→ Aim of the task
Say how many lines of these entries include the word "candlestick", and answer with the number alone.

→ Input for this task

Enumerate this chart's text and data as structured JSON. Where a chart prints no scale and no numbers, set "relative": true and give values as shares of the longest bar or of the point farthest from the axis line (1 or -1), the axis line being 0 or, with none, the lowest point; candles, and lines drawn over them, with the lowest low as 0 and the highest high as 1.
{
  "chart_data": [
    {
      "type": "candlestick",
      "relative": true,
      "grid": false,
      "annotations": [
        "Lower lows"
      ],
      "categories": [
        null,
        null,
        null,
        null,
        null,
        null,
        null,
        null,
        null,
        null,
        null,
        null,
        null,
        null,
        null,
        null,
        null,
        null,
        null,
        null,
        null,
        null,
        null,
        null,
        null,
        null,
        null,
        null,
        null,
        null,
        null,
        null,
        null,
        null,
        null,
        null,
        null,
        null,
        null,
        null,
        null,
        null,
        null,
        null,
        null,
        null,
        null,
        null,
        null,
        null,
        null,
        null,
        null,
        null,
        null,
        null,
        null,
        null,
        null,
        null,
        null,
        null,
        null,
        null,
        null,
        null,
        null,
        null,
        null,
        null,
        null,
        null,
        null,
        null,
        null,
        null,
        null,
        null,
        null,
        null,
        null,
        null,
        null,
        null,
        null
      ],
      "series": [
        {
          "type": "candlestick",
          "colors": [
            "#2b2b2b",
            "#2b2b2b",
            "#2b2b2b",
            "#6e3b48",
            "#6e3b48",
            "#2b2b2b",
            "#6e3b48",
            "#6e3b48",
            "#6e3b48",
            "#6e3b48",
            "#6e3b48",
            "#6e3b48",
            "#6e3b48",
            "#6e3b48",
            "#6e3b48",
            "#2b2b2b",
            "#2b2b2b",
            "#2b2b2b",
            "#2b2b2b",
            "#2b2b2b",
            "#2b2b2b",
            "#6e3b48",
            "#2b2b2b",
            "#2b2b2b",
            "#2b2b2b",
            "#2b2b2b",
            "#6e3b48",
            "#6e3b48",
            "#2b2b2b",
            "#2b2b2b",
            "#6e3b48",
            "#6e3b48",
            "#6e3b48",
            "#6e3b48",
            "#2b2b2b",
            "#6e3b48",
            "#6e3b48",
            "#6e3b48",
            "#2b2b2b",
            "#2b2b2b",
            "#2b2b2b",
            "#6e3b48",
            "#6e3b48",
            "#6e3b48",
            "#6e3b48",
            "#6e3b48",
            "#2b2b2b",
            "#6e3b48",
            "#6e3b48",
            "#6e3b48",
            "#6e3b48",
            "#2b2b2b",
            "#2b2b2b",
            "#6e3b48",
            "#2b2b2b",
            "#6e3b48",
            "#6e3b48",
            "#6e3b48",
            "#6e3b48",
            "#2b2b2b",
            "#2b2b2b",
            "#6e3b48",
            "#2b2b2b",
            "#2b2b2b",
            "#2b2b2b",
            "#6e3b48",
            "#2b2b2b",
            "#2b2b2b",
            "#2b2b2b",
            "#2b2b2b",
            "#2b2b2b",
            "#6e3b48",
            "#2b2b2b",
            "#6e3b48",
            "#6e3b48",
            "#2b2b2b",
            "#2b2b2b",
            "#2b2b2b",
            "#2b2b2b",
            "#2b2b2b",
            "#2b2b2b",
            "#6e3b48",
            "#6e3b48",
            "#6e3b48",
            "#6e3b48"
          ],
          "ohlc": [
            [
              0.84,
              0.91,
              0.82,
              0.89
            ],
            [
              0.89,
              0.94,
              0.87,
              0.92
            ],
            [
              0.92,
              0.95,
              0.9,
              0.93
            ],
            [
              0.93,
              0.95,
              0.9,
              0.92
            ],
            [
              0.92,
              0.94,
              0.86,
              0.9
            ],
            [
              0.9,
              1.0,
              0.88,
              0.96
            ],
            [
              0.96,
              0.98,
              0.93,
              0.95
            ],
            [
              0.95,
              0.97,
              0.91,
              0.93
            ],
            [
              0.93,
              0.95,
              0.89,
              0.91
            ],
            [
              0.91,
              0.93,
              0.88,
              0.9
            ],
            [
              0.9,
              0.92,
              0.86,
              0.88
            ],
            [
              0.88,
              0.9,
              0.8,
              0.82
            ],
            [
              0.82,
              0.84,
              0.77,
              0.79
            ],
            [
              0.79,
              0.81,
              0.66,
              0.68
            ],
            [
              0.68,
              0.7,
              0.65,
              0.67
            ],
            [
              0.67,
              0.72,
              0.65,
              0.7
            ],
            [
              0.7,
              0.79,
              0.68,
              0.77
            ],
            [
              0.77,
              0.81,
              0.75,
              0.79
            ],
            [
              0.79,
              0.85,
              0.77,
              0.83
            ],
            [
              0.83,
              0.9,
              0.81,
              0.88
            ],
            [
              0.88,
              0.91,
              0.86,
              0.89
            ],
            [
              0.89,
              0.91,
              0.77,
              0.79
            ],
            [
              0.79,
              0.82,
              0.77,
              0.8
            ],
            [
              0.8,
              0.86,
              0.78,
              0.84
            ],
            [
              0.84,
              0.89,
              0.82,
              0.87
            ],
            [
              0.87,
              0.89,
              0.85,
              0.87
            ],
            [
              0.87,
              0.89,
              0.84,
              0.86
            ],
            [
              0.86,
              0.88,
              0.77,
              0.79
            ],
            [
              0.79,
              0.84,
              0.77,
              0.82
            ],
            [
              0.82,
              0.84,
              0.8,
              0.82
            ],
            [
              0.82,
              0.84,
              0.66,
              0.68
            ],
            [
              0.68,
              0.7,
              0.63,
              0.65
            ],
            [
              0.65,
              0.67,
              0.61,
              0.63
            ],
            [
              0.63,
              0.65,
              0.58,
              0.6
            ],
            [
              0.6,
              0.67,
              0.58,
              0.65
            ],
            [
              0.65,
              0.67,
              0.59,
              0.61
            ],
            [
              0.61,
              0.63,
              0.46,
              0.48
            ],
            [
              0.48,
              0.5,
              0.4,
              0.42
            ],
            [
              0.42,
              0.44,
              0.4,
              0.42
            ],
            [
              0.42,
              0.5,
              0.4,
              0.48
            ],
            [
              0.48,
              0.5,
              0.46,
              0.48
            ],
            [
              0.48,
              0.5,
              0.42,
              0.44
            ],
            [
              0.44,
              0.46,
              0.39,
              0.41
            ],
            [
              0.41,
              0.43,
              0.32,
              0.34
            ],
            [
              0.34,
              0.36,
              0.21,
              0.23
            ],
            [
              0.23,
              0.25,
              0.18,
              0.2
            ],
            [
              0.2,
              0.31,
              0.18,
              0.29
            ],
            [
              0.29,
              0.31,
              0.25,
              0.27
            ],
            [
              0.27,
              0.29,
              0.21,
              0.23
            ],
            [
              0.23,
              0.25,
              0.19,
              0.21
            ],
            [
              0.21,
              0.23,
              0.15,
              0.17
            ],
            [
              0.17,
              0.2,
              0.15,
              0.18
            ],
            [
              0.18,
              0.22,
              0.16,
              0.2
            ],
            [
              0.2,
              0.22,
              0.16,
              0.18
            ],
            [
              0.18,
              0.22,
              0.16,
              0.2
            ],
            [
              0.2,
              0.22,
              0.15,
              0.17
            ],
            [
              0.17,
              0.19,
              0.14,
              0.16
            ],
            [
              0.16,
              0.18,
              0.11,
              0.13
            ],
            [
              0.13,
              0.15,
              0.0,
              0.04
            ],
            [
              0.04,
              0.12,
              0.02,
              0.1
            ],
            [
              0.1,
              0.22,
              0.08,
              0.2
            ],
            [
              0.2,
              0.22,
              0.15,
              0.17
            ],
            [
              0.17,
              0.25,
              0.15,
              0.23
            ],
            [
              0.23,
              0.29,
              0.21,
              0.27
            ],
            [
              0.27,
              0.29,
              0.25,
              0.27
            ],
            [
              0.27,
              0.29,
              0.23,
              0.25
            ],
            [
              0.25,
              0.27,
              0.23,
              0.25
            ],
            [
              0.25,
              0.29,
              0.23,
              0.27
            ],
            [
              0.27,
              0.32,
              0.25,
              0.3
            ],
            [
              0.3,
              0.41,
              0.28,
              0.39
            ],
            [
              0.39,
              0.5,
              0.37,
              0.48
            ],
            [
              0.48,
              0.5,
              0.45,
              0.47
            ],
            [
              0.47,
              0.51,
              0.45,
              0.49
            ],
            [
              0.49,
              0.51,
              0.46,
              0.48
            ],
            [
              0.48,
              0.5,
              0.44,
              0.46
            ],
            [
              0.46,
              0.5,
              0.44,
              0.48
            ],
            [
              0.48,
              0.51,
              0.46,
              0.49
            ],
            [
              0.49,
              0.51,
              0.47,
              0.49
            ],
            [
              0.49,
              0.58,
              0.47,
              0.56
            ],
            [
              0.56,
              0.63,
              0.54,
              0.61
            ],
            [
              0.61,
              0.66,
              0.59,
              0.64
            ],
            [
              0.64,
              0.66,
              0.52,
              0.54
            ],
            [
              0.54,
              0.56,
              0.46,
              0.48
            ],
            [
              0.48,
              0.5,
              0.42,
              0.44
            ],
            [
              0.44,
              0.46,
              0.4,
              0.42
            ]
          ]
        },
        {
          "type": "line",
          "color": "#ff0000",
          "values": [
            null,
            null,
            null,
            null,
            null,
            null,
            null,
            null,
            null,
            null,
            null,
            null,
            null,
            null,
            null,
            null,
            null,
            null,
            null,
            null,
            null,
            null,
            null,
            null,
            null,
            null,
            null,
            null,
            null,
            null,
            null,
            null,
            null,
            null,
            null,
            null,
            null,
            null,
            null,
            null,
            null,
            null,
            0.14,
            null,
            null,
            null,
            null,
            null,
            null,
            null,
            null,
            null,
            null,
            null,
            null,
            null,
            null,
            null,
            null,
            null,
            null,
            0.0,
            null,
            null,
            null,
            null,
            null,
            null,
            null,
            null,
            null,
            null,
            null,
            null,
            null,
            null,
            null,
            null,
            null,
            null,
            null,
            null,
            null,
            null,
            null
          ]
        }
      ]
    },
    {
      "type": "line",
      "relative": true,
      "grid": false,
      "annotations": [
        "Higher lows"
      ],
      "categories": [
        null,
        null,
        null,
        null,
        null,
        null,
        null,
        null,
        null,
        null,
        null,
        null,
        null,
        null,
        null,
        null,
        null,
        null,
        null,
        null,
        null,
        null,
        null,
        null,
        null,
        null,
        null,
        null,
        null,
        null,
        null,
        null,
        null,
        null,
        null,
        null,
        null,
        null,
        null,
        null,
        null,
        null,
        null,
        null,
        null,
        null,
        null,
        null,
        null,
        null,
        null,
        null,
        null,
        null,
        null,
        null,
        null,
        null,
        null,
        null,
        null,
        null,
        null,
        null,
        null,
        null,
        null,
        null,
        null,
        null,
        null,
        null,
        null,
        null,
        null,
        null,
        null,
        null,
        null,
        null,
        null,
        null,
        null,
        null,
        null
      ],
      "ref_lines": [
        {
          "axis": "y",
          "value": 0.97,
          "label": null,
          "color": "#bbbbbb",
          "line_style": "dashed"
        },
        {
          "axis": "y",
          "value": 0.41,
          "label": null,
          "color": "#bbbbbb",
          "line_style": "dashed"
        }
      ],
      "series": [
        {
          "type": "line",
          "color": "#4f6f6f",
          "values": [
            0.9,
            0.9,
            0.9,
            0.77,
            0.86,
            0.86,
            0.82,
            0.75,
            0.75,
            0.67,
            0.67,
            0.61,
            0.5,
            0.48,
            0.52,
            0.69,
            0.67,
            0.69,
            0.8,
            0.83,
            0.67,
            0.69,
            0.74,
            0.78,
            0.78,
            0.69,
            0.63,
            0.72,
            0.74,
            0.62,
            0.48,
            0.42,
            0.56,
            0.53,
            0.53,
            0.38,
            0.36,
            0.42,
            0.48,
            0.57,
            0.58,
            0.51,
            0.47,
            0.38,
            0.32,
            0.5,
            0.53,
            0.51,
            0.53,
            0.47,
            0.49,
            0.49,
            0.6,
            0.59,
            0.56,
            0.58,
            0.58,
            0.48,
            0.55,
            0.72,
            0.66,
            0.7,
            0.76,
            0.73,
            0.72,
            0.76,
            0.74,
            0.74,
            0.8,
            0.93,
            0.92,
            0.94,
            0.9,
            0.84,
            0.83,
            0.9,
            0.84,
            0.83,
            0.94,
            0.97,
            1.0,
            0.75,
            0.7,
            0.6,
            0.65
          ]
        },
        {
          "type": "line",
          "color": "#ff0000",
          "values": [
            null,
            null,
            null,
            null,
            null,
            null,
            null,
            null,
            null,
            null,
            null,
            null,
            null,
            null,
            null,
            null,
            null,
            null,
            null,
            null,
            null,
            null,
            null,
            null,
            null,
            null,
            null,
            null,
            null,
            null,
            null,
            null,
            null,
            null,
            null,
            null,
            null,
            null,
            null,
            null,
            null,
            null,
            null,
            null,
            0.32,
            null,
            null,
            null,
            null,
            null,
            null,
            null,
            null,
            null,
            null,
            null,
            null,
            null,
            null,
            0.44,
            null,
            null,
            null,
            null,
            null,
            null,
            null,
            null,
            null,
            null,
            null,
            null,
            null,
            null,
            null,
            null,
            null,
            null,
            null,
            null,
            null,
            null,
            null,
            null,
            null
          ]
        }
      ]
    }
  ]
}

→ Completed task
2